Problem – Can you print every record below exactly as written?
━━━━━━━━━━━━━━━━━━━━━━━━━━━━━━
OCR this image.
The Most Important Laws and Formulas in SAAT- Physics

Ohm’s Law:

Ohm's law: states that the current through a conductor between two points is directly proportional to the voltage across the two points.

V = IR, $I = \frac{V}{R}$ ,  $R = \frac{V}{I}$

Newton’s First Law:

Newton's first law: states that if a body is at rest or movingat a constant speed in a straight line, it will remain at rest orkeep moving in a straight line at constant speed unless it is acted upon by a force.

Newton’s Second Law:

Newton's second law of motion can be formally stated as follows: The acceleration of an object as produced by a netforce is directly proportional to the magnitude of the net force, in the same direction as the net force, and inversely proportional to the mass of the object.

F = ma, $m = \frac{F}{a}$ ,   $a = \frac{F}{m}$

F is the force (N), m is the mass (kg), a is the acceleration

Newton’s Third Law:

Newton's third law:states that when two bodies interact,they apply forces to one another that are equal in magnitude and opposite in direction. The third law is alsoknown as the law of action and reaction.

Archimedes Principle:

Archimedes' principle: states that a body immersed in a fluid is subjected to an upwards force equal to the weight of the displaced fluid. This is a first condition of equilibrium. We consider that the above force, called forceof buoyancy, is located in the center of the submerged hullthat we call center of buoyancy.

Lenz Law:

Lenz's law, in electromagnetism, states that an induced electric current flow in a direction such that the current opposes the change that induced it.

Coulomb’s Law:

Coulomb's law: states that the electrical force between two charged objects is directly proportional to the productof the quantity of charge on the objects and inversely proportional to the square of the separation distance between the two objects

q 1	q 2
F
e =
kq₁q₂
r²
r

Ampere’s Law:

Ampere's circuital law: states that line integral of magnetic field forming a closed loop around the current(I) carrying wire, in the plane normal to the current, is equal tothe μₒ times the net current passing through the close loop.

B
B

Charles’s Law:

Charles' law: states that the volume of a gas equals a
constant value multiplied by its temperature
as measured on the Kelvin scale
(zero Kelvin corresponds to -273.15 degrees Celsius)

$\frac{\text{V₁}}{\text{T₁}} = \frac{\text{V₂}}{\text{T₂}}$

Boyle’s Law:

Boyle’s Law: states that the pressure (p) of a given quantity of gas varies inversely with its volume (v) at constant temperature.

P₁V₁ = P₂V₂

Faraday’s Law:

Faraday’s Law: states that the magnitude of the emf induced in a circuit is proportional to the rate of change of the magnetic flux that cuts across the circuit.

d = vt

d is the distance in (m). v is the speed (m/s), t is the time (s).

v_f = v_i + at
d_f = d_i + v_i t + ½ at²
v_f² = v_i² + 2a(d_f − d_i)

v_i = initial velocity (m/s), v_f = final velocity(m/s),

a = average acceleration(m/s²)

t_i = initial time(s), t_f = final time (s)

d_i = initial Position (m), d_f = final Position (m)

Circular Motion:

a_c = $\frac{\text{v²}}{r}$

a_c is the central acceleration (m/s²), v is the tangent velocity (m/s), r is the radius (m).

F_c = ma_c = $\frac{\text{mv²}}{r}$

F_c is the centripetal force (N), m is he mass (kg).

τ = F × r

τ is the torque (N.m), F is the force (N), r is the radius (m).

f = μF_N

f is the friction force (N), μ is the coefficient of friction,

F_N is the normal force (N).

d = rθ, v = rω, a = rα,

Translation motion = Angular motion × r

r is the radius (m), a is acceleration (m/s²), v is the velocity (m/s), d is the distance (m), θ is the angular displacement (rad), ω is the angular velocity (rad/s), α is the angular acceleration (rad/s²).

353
━━━━━━━━━━━━━━━━━━━━━━━━━━━━━━
Finished task –
OCR this image.
The Most Important Laws and Formulas in SAAT- Physics

Ohm’s Law:

Ohm's law: states that the current through a conductor between two points is directly proportional to the voltage across the two points.

V = IR, $I = \frac{V}{R}$ ,  $R = \frac{V}{I}$

Newton’s First Law:

Newton's first law: states that if a body is at rest or movingat a constant speed in a straight line, it will remain at rest orkeep moving in a straight line at constant speed unless it is acted upon by a force.

Newton’s Second Law:

Newton's second law of motion can be formally stated as follows: The acceleration of an object as produced by a netforce is directly proportional to the magnitude of the net force, in the same direction as the net force, and inversely proportional to the mass of the object.

F = ma, $m = \frac{F}{a}$ ,   $a = \frac{F}{m}$

F is the force (N), m is the mass (kg), a is the acceleration

Newton’s Third Law:

Newton's third law:states that when two bodies interact,they apply forces to one another that are equal in magnitude and opposite in direction. The third law is alsoknown as the law of action and reaction.

Archimedes Principle:

Archimedes' principle: states that a body immersed in a fluid is subjected to an upwards force equal to the weight of the displaced fluid. This is a first condition of equilibrium. We consider that the above force, called forceof buoyancy, is located in the center of the submerged hullthat we call center of buoyancy.

Lenz Law:

Lenz's law, in electromagnetism, states that an induced electric current flow in a direction such that the current opposes the change that induced it.

Coulomb’s Law:

Coulomb's law: states that the electrical force between two charged objects is directly proportional to the productof the quantity of charge on the objects and inversely proportional to the square of the separation distance between the two objects

q 1	q 2
F
e =
kq₁q₂
r²
r

Ampere’s Law:

Ampere's circuital law: states that line integral of magnetic field forming a closed loop around the current(I) carrying wire, in the plane normal to the current, is equal tothe μₒ times the net current passing through the close loop.

B
B

Charles’s Law:

Charles' law: states that the volume of a gas equals a
constant value multiplied by its temperature
as measured on the Kelvin scale
(zero Kelvin corresponds to -273.15 degrees Celsius)

$\frac{\text{V₁}}{\text{T₁}} = \frac{\text{V₂}}{\text{T₂}}$

Boyle’s Law:

Boyle’s Law: states that the pressure (p) of a given quantity of gas varies inversely with its volume (v) at constant temperature.

P₁V₁ = P₂V₂

Faraday’s Law:

Faraday’s Law: states that the magnitude of the emf induced in a circuit is proportional to the rate of change of the magnetic flux that cuts across the circuit.

d = vt

d is the distance in (m). v is the speed (m/s), t is the time (s).

v_f = v_i + at
d_f = d_i + v_i t + ½ at²
v_f² = v_i² + 2a(d_f − d_i)

v_i = initial velocity (m/s), v_f = final velocity(m/s),

a = average acceleration(m/s²)

t_i = initial time(s), t_f = final time (s)

d_i = initial Position (m), d_f = final Position (m)

Circular Motion:

a_c = $\frac{\text{v²}}{r}$

a_c is the central acceleration (m/s²), v is the tangent velocity (m/s), r is the radius (m).

F_c = ma_c = $\frac{\text{mv²}}{r}$

F_c is the centripetal force (N), m is he mass (kg).

τ = F × r

τ is the torque (N.m), F is the force (N), r is the radius (m).

f = μF_N

f is the friction force (N), μ is the coefficient of friction,

F_N is the normal force (N).

d = rθ, v = rω, a = rα,

Translation motion = Angular motion × r

r is the radius (m), a is acceleration (m/s²), v is the velocity (m/s), d is the distance (m), θ is the angular displacement (rad), ω is the angular velocity (rad/s), α is the angular acceleration (rad/s²).

353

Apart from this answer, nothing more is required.